Written request |
Only lines with the word "name" are needed; collect each of them from the listing below.

Data for the task |
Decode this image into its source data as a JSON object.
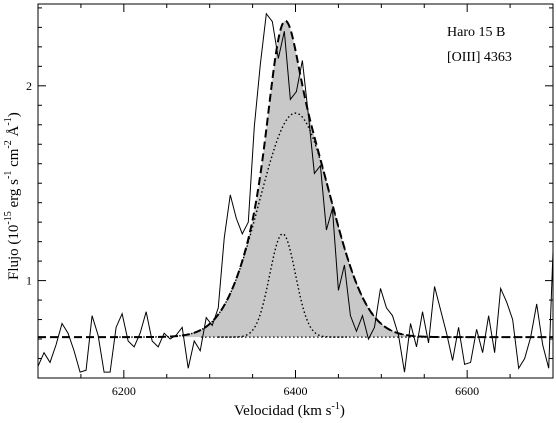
{
  "chart_data": {
    "type": "line",
    "annotation": {
      "object": "Haro 15 B",
      "line": "[OIII] 4363"
    },
    "xlabel": {
      "main": "Velocidad (km s",
      "sup": "-1",
      "close": ")"
    },
    "ylabel": {
      "prefix": "Flujo (10",
      "exp1": "-15",
      "erg": " erg s",
      "exp2": "-1",
      "cm": " cm",
      "exp3": "-2",
      "ang": " Å",
      "exp4": "-1",
      "close": ")"
    },
    "xlim": [
      6100,
      6700
    ],
    "ylim": [
      0.5,
      2.42
    ],
    "xticks": [
      6200,
      6400,
      6600
    ],
    "xtick_labels": [
      "6200",
      "6400",
      "6600"
    ],
    "yticks": [
      1,
      2
    ],
    "ytick_labels": [
      "1",
      "2"
    ],
    "continuum": 0.71,
    "components": [
      {
        "style": "dotted",
        "amplitude": 0.53,
        "center": 6385,
        "sigma": 15
      },
      {
        "style": "dotted",
        "amplitude": 1.15,
        "center": 6400,
        "sigma": 42
      }
    ],
    "total_fit_style": "dashed",
    "fill_color": "#c8c8c8",
    "series": [
      {
        "style": "solid",
        "x": [
          6100,
          6107,
          6114,
          6121,
          6128,
          6135,
          6142,
          6149,
          6156,
          6163,
          6170,
          6177,
          6184,
          6191,
          6198,
          6205,
          6212,
          6219,
          6226,
          6233,
          6240,
          6247,
          6254,
          6261,
          6268,
          6275,
          6282,
          6289,
          6296,
          6303,
          6310,
          6317,
          6324,
          6331,
          6338,
          6345,
          6352,
          6359,
          6366,
          6373,
          6380,
          6387,
          6394,
          6401,
          6408,
          6415,
          6422,
          6429,
          6436,
          6443,
          6450,
          6457,
          6464,
          6471,
          6478,
          6485,
          6492,
          6499,
          6506,
          6513,
          6520,
          6527,
          6534,
          6541,
          6548,
          6555,
          6562,
          6569,
          6576,
          6583,
          6590,
          6597,
          6604,
          6611,
          6618,
          6625,
          6632,
          6639,
          6646,
          6653,
          6660,
          6667,
          6674,
          6681,
          6688,
          6695,
          6700
        ],
        "y": [
          0.56,
          0.63,
          0.58,
          0.67,
          0.78,
          0.73,
          0.64,
          0.53,
          0.54,
          0.82,
          0.72,
          0.53,
          0.53,
          0.76,
          0.83,
          0.69,
          0.66,
          0.73,
          0.84,
          0.69,
          0.66,
          0.73,
          0.7,
          0.72,
          0.76,
          0.55,
          0.69,
          0.64,
          0.81,
          0.77,
          0.86,
          1.22,
          1.44,
          1.32,
          1.24,
          1.3,
          1.79,
          2.11,
          2.37,
          2.33,
          2.14,
          2.28,
          1.93,
          1.97,
          2.13,
          1.85,
          1.55,
          1.59,
          1.26,
          1.37,
          0.95,
          1.08,
          0.82,
          0.74,
          0.82,
          0.7,
          0.76,
          0.96,
          0.86,
          0.82,
          0.72,
          0.53,
          0.78,
          0.66,
          0.84,
          0.68,
          0.97,
          0.85,
          0.73,
          0.59,
          0.76,
          0.57,
          0.58,
          0.75,
          0.63,
          0.82,
          0.63,
          0.96,
          0.89,
          0.8,
          0.55,
          0.6,
          0.71,
          0.88,
          0.67,
          0.55,
          1.15
        ]
      }
    ]
  }
}
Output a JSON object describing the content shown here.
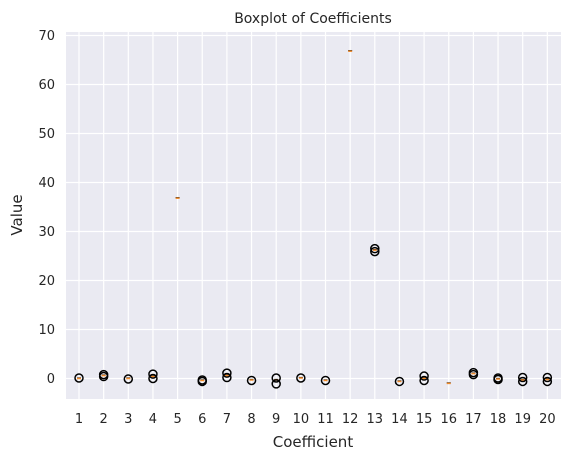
{
  "chart_data": {
    "type": "boxplot",
    "title": "Boxplot of Coefficients",
    "xlabel": "Coefficient",
    "ylabel": "Value",
    "ylim": [
      -4.5,
      71
    ],
    "yticks": [
      0,
      10,
      20,
      30,
      40,
      50,
      60,
      70
    ],
    "grid": true,
    "colors": {
      "background": "#eaeaf2",
      "grid": "#ffffff",
      "flier": "#000000",
      "median": "#f08a28"
    },
    "categories": [
      "1",
      "2",
      "3",
      "4",
      "5",
      "6",
      "7",
      "8",
      "9",
      "10",
      "11",
      "12",
      "13",
      "14",
      "15",
      "16",
      "17",
      "18",
      "19",
      "20"
    ],
    "boxes": [
      {
        "median": 0.0,
        "fliers": [
          0.1
        ]
      },
      {
        "median": 0.6,
        "fliers": [
          0.4,
          0.8
        ]
      },
      {
        "median": 0.0,
        "fliers": [
          -0.1
        ]
      },
      {
        "median": 0.4,
        "fliers": [
          0.0,
          0.9
        ]
      },
      {
        "median": 36.8,
        "fliers": []
      },
      {
        "median": -0.4,
        "fliers": [
          -0.6,
          -0.3
        ]
      },
      {
        "median": 0.6,
        "fliers": [
          0.2,
          1.1
        ]
      },
      {
        "median": -0.3,
        "fliers": [
          -0.4
        ]
      },
      {
        "median": -0.3,
        "fliers": [
          -1.1,
          0.1
        ]
      },
      {
        "median": 0.1,
        "fliers": [
          0.1
        ]
      },
      {
        "median": -0.4,
        "fliers": [
          -0.4
        ]
      },
      {
        "median": 66.8,
        "fliers": []
      },
      {
        "median": 26.2,
        "fliers": [
          25.9,
          26.5
        ]
      },
      {
        "median": -0.6,
        "fliers": [
          -0.6
        ]
      },
      {
        "median": 0.0,
        "fliers": [
          -0.4,
          0.5
        ]
      },
      {
        "median": -1.0,
        "fliers": []
      },
      {
        "median": 1.0,
        "fliers": [
          0.8,
          1.2
        ]
      },
      {
        "median": -0.1,
        "fliers": [
          -0.2,
          0.1
        ]
      },
      {
        "median": -0.3,
        "fliers": [
          -0.6,
          0.2
        ]
      },
      {
        "median": -0.2,
        "fliers": [
          -0.6,
          0.2
        ]
      }
    ]
  }
}
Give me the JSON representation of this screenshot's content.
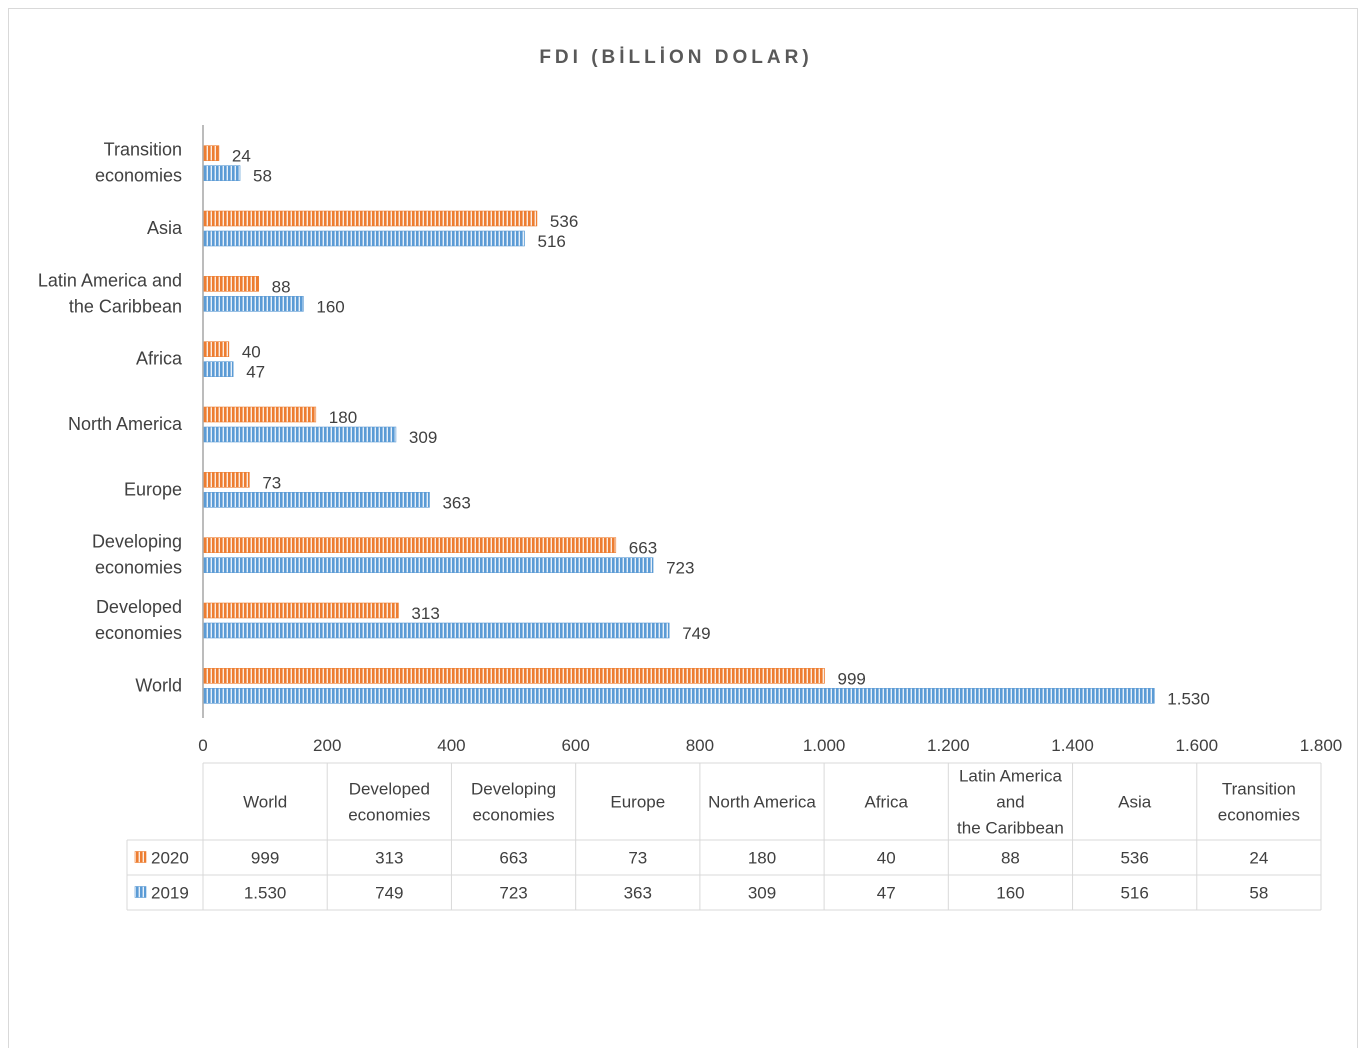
{
  "chart_data": {
    "type": "bar",
    "orientation": "horizontal",
    "title": "FDI (BİLLİON DOLAR)",
    "categories": [
      "World",
      "Developed economies",
      "Developing economies",
      "Europe",
      "North America",
      "Africa",
      "Latin America and the Caribbean",
      "Asia",
      "Transition economies"
    ],
    "category_label_lines": [
      [
        "World"
      ],
      [
        "Developed",
        "economies"
      ],
      [
        "Developing",
        "economies"
      ],
      [
        "Europe"
      ],
      [
        "North America"
      ],
      [
        "Africa"
      ],
      [
        "Latin America and",
        "the Caribbean"
      ],
      [
        "Asia"
      ],
      [
        "Transition",
        "economies"
      ]
    ],
    "table_header_lines": [
      [
        "World"
      ],
      [
        "Developed",
        "economies"
      ],
      [
        "Developing",
        "economies"
      ],
      [
        "Europe"
      ],
      [
        "North America"
      ],
      [
        "Africa"
      ],
      [
        "Latin America",
        "and",
        "the Caribbean"
      ],
      [
        "Asia"
      ],
      [
        "Transition",
        "economies"
      ]
    ],
    "series": [
      {
        "name": "2020",
        "color": "#ed7d31",
        "values": [
          999,
          313,
          663,
          73,
          180,
          40,
          88,
          536,
          24
        ],
        "labels": [
          "999",
          "313",
          "663",
          "73",
          "180",
          "40",
          "88",
          "536",
          "24"
        ]
      },
      {
        "name": "2019",
        "color": "#5b9bd5",
        "values": [
          1530,
          749,
          723,
          363,
          309,
          47,
          160,
          516,
          58
        ],
        "labels": [
          "1.530",
          "749",
          "723",
          "363",
          "309",
          "47",
          "160",
          "516",
          "58"
        ]
      }
    ],
    "xlim": [
      0,
      1800
    ],
    "xticks": [
      0,
      200,
      400,
      600,
      800,
      1000,
      1200,
      1400,
      1600,
      1800
    ],
    "xtick_labels": [
      "0",
      "200",
      "400",
      "600",
      "800",
      "1.000",
      "1.200",
      "1.400",
      "1.600",
      "1.800"
    ],
    "grid": false,
    "legend": "data-table-below",
    "bar_pattern": "vertical-stripes"
  }
}
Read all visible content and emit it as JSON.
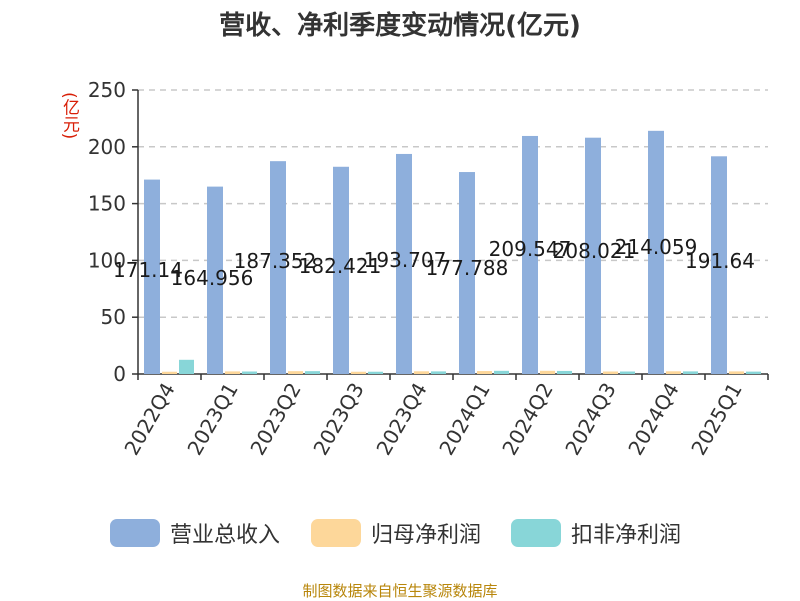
{
  "chart_data": {
    "type": "bar",
    "title": "营收、净利季度变动情况(亿元)",
    "ylabel": "(亿元)",
    "xlabel": "",
    "ylim": [
      0,
      250
    ],
    "yticks": [
      0,
      50,
      100,
      150,
      200,
      250
    ],
    "grid": true,
    "legend_position": "bottom",
    "categories": [
      "2022Q4",
      "2023Q1",
      "2023Q2",
      "2023Q3",
      "2023Q4",
      "2024Q1",
      "2024Q2",
      "2024Q3",
      "2024Q4",
      "2025Q1"
    ],
    "series": [
      {
        "name": "营业总收入",
        "color": "#8eafdc",
        "values": [
          171.14,
          164.956,
          187.352,
          182.421,
          193.707,
          177.788,
          209.547,
          208.021,
          214.059,
          191.64
        ],
        "labels": [
          "171.14",
          "164.956",
          "187.352",
          "182.421",
          "193.707",
          "177.788",
          "209.547",
          "208.021",
          "214.059",
          "191.64"
        ]
      },
      {
        "name": "归母净利润",
        "color": "#fdd79a",
        "values": [
          2.0,
          2.3,
          2.5,
          2.0,
          2.4,
          2.6,
          2.8,
          2.2,
          2.4,
          2.3
        ]
      },
      {
        "name": "扣非净利润",
        "color": "#88d6d8",
        "values": [
          12.5,
          2.2,
          2.5,
          2.0,
          2.3,
          2.8,
          2.7,
          2.2,
          2.3,
          2.1
        ]
      }
    ]
  },
  "footer": {
    "source": "制图数据来自恒生聚源数据库"
  }
}
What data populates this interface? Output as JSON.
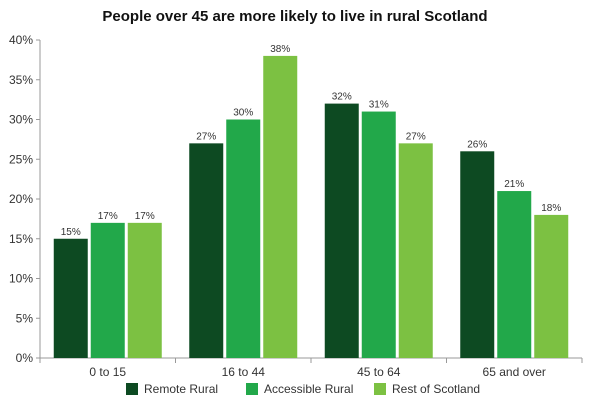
{
  "chart_data": {
    "type": "bar",
    "title": "People over 45 are more likely to live in rural Scotland",
    "xlabel": "",
    "ylabel": "",
    "categories": [
      "0 to 15",
      "16 to 44",
      "45 to 64",
      "65 and over"
    ],
    "series": [
      {
        "name": "Remote Rural",
        "values": [
          15,
          27,
          32,
          26
        ],
        "color": "#0d4a22"
      },
      {
        "name": "Accessible Rural",
        "values": [
          17,
          30,
          31,
          21
        ],
        "color": "#22a84a"
      },
      {
        "name": "Rest of Scotland",
        "values": [
          17,
          38,
          27,
          18
        ],
        "color": "#7cc142"
      }
    ],
    "value_suffix": "%",
    "ylim": [
      0,
      40
    ],
    "yticks": [
      0,
      5,
      10,
      15,
      20,
      25,
      30,
      35,
      40
    ],
    "ytick_labels": [
      "0%",
      "5%",
      "10%",
      "15%",
      "20%",
      "25%",
      "30%",
      "35%",
      "40%"
    ],
    "grid": false,
    "legend_position": "bottom"
  }
}
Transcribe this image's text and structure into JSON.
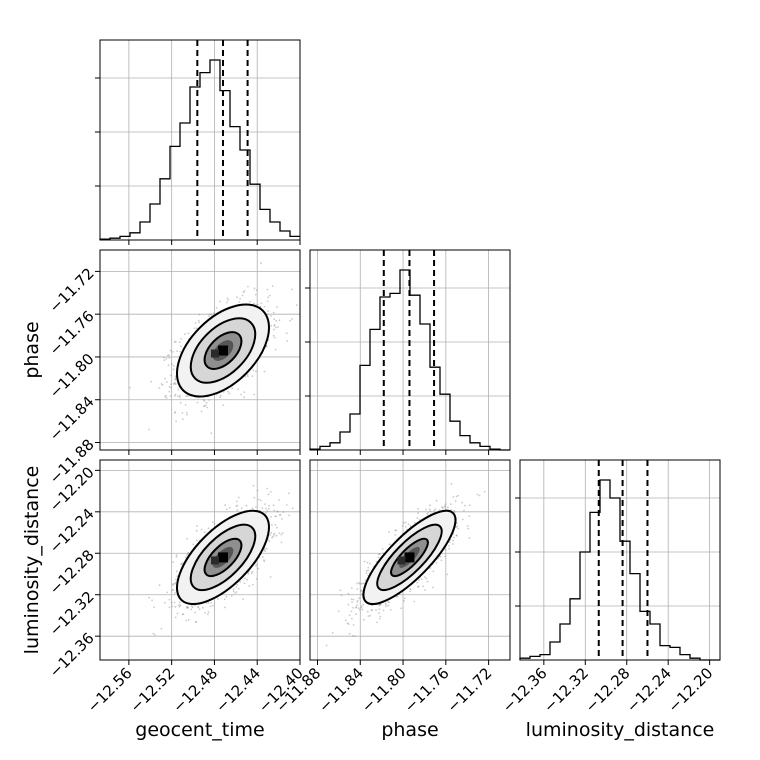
{
  "chart_data": {
    "type": "corner",
    "parameters": [
      "geocent_time",
      "phase",
      "luminosity_distance"
    ],
    "labels": {
      "x": [
        "geocent_time",
        "phase",
        "luminosity_distance"
      ],
      "y": [
        "phase",
        "luminosity_distance"
      ]
    },
    "ranges": {
      "geocent_time": [
        -12.587,
        -12.4
      ],
      "phase": [
        -11.887,
        -11.7
      ],
      "luminosity_distance": [
        -12.383,
        -12.19
      ]
    },
    "ticks": {
      "geocent_time": [
        "-12.56",
        "-12.52",
        "-12.48",
        "-12.44",
        "-12.40"
      ],
      "phase": [
        "-11.88",
        "-11.84",
        "-11.80",
        "-11.76",
        "-11.72"
      ],
      "luminosity_distance": [
        "-12.36",
        "-12.32",
        "-12.28",
        "-12.24",
        "-12.20"
      ]
    },
    "quantiles": {
      "geocent_time": [
        -12.496,
        -12.472,
        -12.449
      ],
      "phase": [
        -11.818,
        -11.794,
        -11.771
      ],
      "luminosity_distance": [
        -12.307,
        -12.284,
        -12.26
      ]
    },
    "histograms": {
      "geocent_time": {
        "range": [
          -12.587,
          -12.4
        ],
        "counts": [
          0.005,
          0.01,
          0.02,
          0.04,
          0.1,
          0.2,
          0.34,
          0.52,
          0.65,
          0.85,
          0.93,
          1.0,
          0.83,
          0.63,
          0.5,
          0.31,
          0.17,
          0.1,
          0.05,
          0.02
        ]
      },
      "phase": {
        "range": [
          -11.887,
          -11.7
        ],
        "counts": [
          0.005,
          0.02,
          0.04,
          0.1,
          0.2,
          0.47,
          0.67,
          0.85,
          0.87,
          1.0,
          0.86,
          0.7,
          0.46,
          0.31,
          0.16,
          0.08,
          0.04,
          0.02,
          0.005,
          0
        ]
      },
      "luminosity_distance": {
        "range": [
          -12.383,
          -12.19
        ],
        "counts": [
          0.01,
          0.02,
          0.03,
          0.1,
          0.2,
          0.34,
          0.6,
          0.82,
          1.0,
          0.9,
          0.66,
          0.48,
          0.27,
          0.2,
          0.08,
          0.07,
          0.03,
          0.01,
          0,
          0
        ]
      }
    },
    "pairs": [
      {
        "x": "geocent_time",
        "y": "phase",
        "mean": [
          -12.472,
          -11.794
        ],
        "sd": [
          0.0215,
          0.0215
        ],
        "corr": 0.5
      },
      {
        "x": "geocent_time",
        "y": "luminosity_distance",
        "mean": [
          -12.472,
          -12.284
        ],
        "sd": [
          0.0215,
          0.0225
        ],
        "corr": 0.65
      },
      {
        "x": "phase",
        "y": "luminosity_distance",
        "mean": [
          -11.794,
          -12.284
        ],
        "sd": [
          0.0215,
          0.0225
        ],
        "corr": 0.8
      }
    ],
    "grid": true,
    "colors": {
      "line": "#000000",
      "grid": "#b0b0b0",
      "points": "#8c8c8c"
    }
  }
}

Result |
        "name": "2020",
        "name": "2019",
        "name": "营业总收入",
        "name": "归母净利润",
        "name": "扣非净利润",
        "name": "Remote Rural",
        "name": "Accessible Rural",
        "name": "Rest of Scotland",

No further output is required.